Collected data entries
++++++

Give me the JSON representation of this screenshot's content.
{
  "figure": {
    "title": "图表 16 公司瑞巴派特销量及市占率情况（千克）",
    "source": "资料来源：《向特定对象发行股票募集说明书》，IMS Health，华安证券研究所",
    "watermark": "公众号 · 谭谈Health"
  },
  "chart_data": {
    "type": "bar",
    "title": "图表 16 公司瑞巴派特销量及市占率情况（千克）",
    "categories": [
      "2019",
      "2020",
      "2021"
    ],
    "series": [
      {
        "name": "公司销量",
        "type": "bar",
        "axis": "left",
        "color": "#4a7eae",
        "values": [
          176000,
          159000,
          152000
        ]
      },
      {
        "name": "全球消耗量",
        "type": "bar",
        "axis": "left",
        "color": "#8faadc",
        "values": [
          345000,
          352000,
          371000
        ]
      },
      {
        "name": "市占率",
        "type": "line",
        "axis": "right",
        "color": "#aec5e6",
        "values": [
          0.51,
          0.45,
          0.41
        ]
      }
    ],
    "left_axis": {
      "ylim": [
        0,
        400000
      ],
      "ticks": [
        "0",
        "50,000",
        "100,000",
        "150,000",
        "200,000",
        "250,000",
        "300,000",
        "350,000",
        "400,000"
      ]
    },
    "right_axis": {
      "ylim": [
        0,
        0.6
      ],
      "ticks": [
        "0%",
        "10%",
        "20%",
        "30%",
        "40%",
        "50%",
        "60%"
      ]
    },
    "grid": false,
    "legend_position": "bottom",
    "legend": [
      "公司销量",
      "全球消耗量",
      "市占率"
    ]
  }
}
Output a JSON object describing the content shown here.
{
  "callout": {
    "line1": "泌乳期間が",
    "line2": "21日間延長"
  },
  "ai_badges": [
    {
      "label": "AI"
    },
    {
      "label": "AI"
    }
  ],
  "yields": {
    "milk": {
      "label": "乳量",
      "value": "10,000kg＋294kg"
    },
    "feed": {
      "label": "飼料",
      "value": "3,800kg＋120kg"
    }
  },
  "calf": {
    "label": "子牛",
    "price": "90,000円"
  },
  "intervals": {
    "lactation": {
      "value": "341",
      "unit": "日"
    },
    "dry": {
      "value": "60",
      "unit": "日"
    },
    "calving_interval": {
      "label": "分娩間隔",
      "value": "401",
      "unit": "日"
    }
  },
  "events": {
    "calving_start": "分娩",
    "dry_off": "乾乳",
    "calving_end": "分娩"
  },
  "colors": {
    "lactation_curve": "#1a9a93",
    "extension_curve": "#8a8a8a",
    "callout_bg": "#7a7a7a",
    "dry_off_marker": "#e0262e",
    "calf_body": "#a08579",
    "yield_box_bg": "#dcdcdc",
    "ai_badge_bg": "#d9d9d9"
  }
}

++++++

__Directive__. Restate the data above word for word, please.

__The reply__.
Give me the JSON representation of this screenshot's content.
{
  "figure": {
    "title": "图表 16 公司瑞巴派特销量及市占率情况（千克）",
    "source": "资料来源：《向特定对象发行股票募集说明书》，IMS Health，华安证券研究所",
    "watermark": "公众号 · 谭谈Health"
  },
  "chart_data": {
    "type": "bar",
    "title": "图表 16 公司瑞巴派特销量及市占率情况（千克）",
    "categories": [
      "2019",
      "2020",
      "2021"
    ],
    "series": [
      {
        "name": "公司销量",
        "type": "bar",
        "axis": "left",
        "color": "#4a7eae",
        "values": [
          176000,
          159000,
          152000
        ]
      },
      {
        "name": "全球消耗量",
        "type": "bar",
        "axis": "left",
        "color": "#8faadc",
        "values": [
          345000,
          352000,
          371000
        ]
      },
      {
        "name": "市占率",
        "type": "line",
        "axis": "right",
        "color": "#aec5e6",
        "values": [
          0.51,
          0.45,
          0.41
        ]
      }
    ],
    "left_axis": {
      "ylim": [
        0,
        400000
      ],
      "ticks": [
        "0",
        "50,000",
        "100,000",
        "150,000",
        "200,000",
        "250,000",
        "300,000",
        "350,000",
        "400,000"
      ]
    },
    "right_axis": {
      "ylim": [
        0,
        0.6
      ],
      "ticks": [
        "0%",
        "10%",
        "20%",
        "30%",
        "40%",
        "50%",
        "60%"
      ]
    },
    "grid": false,
    "legend_position": "bottom",
    "legend": [
      "公司销量",
      "全球消耗量",
      "市占率"
    ]
  }
}
Output a JSON object describing the content shown here.
{
  "callout": {
    "line1": "泌乳期間が",
    "line2": "21日間延長"
  },
  "ai_badges": [
    {
      "label": "AI"
    },
    {
      "label": "AI"
    }
  ],
  "yields": {
    "milk": {
      "label": "乳量",
      "value": "10,000kg＋294kg"
    },
    "feed": {
      "label": "飼料",
      "value": "3,800kg＋120kg"
    }
  },
  "calf": {
    "label": "子牛",
    "price": "90,000円"
  },
  "intervals": {
    "lactation": {
      "value": "341",
      "unit": "日"
    },
    "dry": {
      "value": "60",
      "unit": "日"
    },
    "calving_interval": {
      "label": "分娩間隔",
      "value": "401",
      "unit": "日"
    }
  },
  "events": {
    "calving_start": "分娩",
    "dry_off": "乾乳",
    "calving_end": "分娩"
  },
  "colors": {
    "lactation_curve": "#1a9a93",
    "extension_curve": "#8a8a8a",
    "callout_bg": "#7a7a7a",
    "dry_off_marker": "#e0262e",
    "calf_body": "#a08579",
    "yield_box_bg": "#dcdcdc",
    "ai_badge_bg": "#d9d9d9"
  }
}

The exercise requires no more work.